Arrange every line of the entries below as a Markdown table with two columns, Row and Text. Put a running row number in Row and the line in Text, and leave out any blank lines.

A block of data
* * *

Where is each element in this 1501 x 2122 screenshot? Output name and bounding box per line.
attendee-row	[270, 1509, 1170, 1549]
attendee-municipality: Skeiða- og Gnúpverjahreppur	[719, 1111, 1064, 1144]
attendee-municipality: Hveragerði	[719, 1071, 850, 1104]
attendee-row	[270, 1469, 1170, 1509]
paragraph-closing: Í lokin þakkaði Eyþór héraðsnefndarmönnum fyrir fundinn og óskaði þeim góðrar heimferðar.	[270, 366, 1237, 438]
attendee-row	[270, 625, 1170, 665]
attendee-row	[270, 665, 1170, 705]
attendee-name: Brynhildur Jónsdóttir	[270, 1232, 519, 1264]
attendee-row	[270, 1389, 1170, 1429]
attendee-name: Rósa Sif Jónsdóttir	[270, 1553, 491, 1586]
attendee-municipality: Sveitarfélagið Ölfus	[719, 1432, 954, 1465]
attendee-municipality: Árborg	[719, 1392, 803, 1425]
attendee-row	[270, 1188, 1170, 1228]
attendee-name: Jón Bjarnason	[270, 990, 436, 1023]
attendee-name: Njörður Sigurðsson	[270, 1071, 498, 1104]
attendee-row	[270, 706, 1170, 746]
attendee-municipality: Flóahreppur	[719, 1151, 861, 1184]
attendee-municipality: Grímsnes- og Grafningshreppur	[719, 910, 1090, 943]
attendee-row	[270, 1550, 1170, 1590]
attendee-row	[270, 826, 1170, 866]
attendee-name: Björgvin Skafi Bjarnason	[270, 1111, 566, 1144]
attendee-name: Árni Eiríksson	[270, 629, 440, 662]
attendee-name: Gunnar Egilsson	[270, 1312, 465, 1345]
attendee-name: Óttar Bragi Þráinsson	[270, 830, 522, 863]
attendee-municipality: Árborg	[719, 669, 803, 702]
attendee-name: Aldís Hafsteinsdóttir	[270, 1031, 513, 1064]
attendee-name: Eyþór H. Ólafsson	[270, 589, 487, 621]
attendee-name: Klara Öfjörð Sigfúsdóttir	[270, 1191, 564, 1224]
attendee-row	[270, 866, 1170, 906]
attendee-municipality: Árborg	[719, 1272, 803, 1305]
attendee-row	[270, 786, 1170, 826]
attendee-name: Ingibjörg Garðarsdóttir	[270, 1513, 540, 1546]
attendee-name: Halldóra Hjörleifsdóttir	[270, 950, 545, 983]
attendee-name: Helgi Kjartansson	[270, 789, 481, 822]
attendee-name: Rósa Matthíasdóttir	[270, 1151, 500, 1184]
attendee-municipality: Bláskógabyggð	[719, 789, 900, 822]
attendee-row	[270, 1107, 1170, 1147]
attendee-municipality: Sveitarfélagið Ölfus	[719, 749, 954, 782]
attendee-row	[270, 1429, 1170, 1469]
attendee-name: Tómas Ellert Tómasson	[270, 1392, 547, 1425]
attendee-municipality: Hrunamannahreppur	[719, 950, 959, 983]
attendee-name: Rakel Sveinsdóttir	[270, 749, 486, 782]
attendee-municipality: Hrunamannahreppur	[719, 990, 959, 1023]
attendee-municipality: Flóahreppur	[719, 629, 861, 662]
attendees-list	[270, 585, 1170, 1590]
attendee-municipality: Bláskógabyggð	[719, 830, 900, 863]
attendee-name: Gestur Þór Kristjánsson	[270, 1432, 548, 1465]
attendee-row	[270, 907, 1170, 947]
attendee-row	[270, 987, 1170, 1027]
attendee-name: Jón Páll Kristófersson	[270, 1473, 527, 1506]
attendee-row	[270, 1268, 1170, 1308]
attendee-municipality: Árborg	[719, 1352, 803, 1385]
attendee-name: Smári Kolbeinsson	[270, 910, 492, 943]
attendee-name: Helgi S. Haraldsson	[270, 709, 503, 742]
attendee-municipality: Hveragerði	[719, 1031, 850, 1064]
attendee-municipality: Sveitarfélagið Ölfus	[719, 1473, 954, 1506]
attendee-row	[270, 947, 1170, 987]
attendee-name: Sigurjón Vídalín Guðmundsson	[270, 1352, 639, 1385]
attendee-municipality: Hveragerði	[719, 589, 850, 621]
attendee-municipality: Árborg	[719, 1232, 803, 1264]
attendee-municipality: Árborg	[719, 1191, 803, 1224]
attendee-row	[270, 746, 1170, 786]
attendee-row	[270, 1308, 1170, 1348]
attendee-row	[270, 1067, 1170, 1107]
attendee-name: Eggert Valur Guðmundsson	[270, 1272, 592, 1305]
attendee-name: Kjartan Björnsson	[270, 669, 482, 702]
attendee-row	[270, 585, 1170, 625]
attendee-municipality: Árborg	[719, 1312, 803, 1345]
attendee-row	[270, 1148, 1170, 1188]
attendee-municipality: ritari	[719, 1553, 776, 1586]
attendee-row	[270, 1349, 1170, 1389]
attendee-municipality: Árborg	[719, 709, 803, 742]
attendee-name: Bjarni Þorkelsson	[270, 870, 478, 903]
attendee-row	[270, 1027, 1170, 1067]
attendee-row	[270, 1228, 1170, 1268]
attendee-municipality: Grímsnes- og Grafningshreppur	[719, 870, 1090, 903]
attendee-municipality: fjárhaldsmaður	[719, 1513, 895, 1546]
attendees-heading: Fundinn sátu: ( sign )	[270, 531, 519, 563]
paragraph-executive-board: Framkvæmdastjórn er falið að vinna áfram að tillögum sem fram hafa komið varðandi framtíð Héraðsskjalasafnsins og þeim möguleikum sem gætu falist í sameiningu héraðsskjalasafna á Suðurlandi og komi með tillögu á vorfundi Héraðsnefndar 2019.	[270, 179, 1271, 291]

* * *

# TASK OUTPUT
| Row | Text |
|---|---|
| 1 | Where is each element in this 1501 x 2122 screenshot? Output name and bounding box per line. |
| 2 | attendee-row	[270, 1509, 1170, 1549] |
| 3 | attendee-municipality: Skeiða- og Gnúpverjahreppur	[719, 1111, 1064, 1144] |
| 4 | attendee-municipality: Hveragerði	[719, 1071, 850, 1104] |
| 5 | attendee-row	[270, 1469, 1170, 1509] |
| 6 | paragraph-closing: Í lokin þakkaði Eyþór héraðsnefndarmönnum fyrir fundinn og óskaði þeim góðrar heimferðar.	[270, 366, 1237, 438] |
| 7 | attendee-row	[270, 625, 1170, 665] |
| 8 | attendee-row	[270, 665, 1170, 705] |
| 9 | attendee-name: Brynhildur Jónsdóttir	[270, 1232, 519, 1264] |
| 10 | attendee-row	[270, 1389, 1170, 1429] |
| 11 | attendee-name: Rósa Sif Jónsdóttir	[270, 1553, 491, 1586] |
| 12 | attendee-municipality: Sveitarfélagið Ölfus	[719, 1432, 954, 1465] |
| 13 | attendee-municipality: Árborg	[719, 1392, 803, 1425] |
| 14 | attendee-row	[270, 1188, 1170, 1228] |
| 15 | attendee-name: Jón Bjarnason	[270, 990, 436, 1023] |
| 16 | attendee-name: Njörður Sigurðsson	[270, 1071, 498, 1104] |
| 17 | attendee-row	[270, 706, 1170, 746] |
| 18 | attendee-municipality: Flóahreppur	[719, 1151, 861, 1184] |
| 19 | attendee-municipality: Grímsnes- og Grafningshreppur	[719, 910, 1090, 943] |
| 20 | attendee-row	[270, 1550, 1170, 1590] |
| 21 | attendee-row	[270, 826, 1170, 866] |
| 22 | attendee-name: Björgvin Skafi Bjarnason	[270, 1111, 566, 1144] |
| 23 | attendee-name: Árni Eiríksson	[270, 629, 440, 662] |
| 24 | attendee-name: Gunnar Egilsson	[270, 1312, 465, 1345] |
| 25 | attendee-name: Óttar Bragi Þráinsson	[270, 830, 522, 863] |
| 26 | attendee-municipality: Árborg	[719, 669, 803, 702] |
| 27 | attendee-name: Aldís Hafsteinsdóttir	[270, 1031, 513, 1064] |
| 28 | attendee-name: Eyþór H. Ólafsson	[270, 589, 487, 621] |
| 29 | attendee-name: Klara Öfjörð Sigfúsdóttir	[270, 1191, 564, 1224] |
| 30 | attendee-row	[270, 866, 1170, 906] |
| 31 | attendee-municipality: Árborg	[719, 1272, 803, 1305] |
| 32 | attendee-row	[270, 786, 1170, 826] |
| 33 | attendee-name: Ingibjörg Garðarsdóttir	[270, 1513, 540, 1546] |
| 34 | attendee-name: Halldóra Hjörleifsdóttir	[270, 950, 545, 983] |
| 35 | attendee-name: Helgi Kjartansson	[270, 789, 481, 822] |
| 36 | attendee-name: Rósa Matthíasdóttir	[270, 1151, 500, 1184] |
| 37 | attendee-municipality: Bláskógabyggð	[719, 789, 900, 822] |
| 38 | attendee-row	[270, 1107, 1170, 1147] |
| 39 | attendee-municipality: Sveitarfélagið Ölfus	[719, 749, 954, 782] |
| 40 | attendee-row	[270, 1429, 1170, 1469] |
| 41 | attendee-name: Tómas Ellert Tómasson	[270, 1392, 547, 1425] |
| 42 | attendee-municipality: Hrunamannahreppur	[719, 950, 959, 983] |
| 43 | attendee-name: Rakel Sveinsdóttir	[270, 749, 486, 782] |
| 44 | attendee-municipality: Hrunamannahreppur	[719, 990, 959, 1023] |
| 45 | attendee-municipality: Flóahreppur	[719, 629, 861, 662] |
| 46 | attendees-list	[270, 585, 1170, 1590] |
| 47 | attendee-municipality: Bláskógabyggð	[719, 830, 900, 863] |
| 48 | attendee-name: Gestur Þór Kristjánsson	[270, 1432, 548, 1465] |
| 49 | attendee-row	[270, 907, 1170, 947] |
| 50 | attendee-row	[270, 987, 1170, 1027] |
| 51 | attendee-name: Jón Páll Kristófersson	[270, 1473, 527, 1506] |
| 52 | attendee-row	[270, 1268, 1170, 1308] |
| 53 | attendee-municipality: Árborg	[719, 1352, 803, 1385] |
| 54 | attendee-name: Smári Kolbeinsson	[270, 910, 492, 943] |
| 55 | attendee-name: Helgi S. Haraldsson	[270, 709, 503, 742] |
| 56 | attendee-municipality: Hveragerði	[719, 1031, 850, 1064] |
| 57 | attendee-municipality: Sveitarfélagið Ölfus	[719, 1473, 954, 1506] |
| 58 | attendee-row	[270, 947, 1170, 987] |
| 59 | attendee-name: Sigurjón Vídalín Guðmundsson	[270, 1352, 639, 1385] |
| 60 | attendee-municipality: Hveragerði	[719, 589, 850, 621] |
| 61 | attendee-municipality: Árborg	[719, 1232, 803, 1264] |
| 62 | attendee-municipality: Árborg	[719, 1191, 803, 1224] |
| 63 | attendee-row	[270, 746, 1170, 786] |
| 64 | attendee-row	[270, 1308, 1170, 1348] |
| 65 | attendee-row	[270, 1067, 1170, 1107] |
| 66 | attendee-name: Eggert Valur Guðmundsson	[270, 1272, 592, 1305] |
| 67 | attendee-name: Kjartan Björnsson	[270, 669, 482, 702] |
| 68 | attendee-row	[270, 585, 1170, 625] |
| 69 | attendee-municipality: Árborg	[719, 1312, 803, 1345] |
| 70 | attendee-row	[270, 1148, 1170, 1188] |
| 71 | attendee-municipality: ritari	[719, 1553, 776, 1586] |
| 72 | attendee-row	[270, 1349, 1170, 1389] |
| 73 | attendee-municipality: Árborg	[719, 709, 803, 742] |
| 74 | attendee-name: Bjarni Þorkelsson	[270, 870, 478, 903] |
| 75 | attendee-row	[270, 1027, 1170, 1067] |
| 76 | attendee-row	[270, 1228, 1170, 1268] |
| 77 | attendee-municipality: Grímsnes- og Grafningshreppur	[719, 870, 1090, 903] |
| 78 | attendee-municipality: fjárhaldsmaður	[719, 1513, 895, 1546] |
| 79 | attendees-heading: Fundinn sátu: ( sign )	[270, 531, 519, 563] |
| 80 | paragraph-executive-board: Framkvæmdastjórn er falið að vinna áfram að tillögum sem fram hafa komið varðandi framtíð Héraðsskjalasafnsins og þeim möguleikum sem gætu falist í sameiningu héraðsskjalasafna á Suðurlandi og komi með tillögu á vorfundi Héraðsnefndar 2019.	[270, 179, 1271, 291] |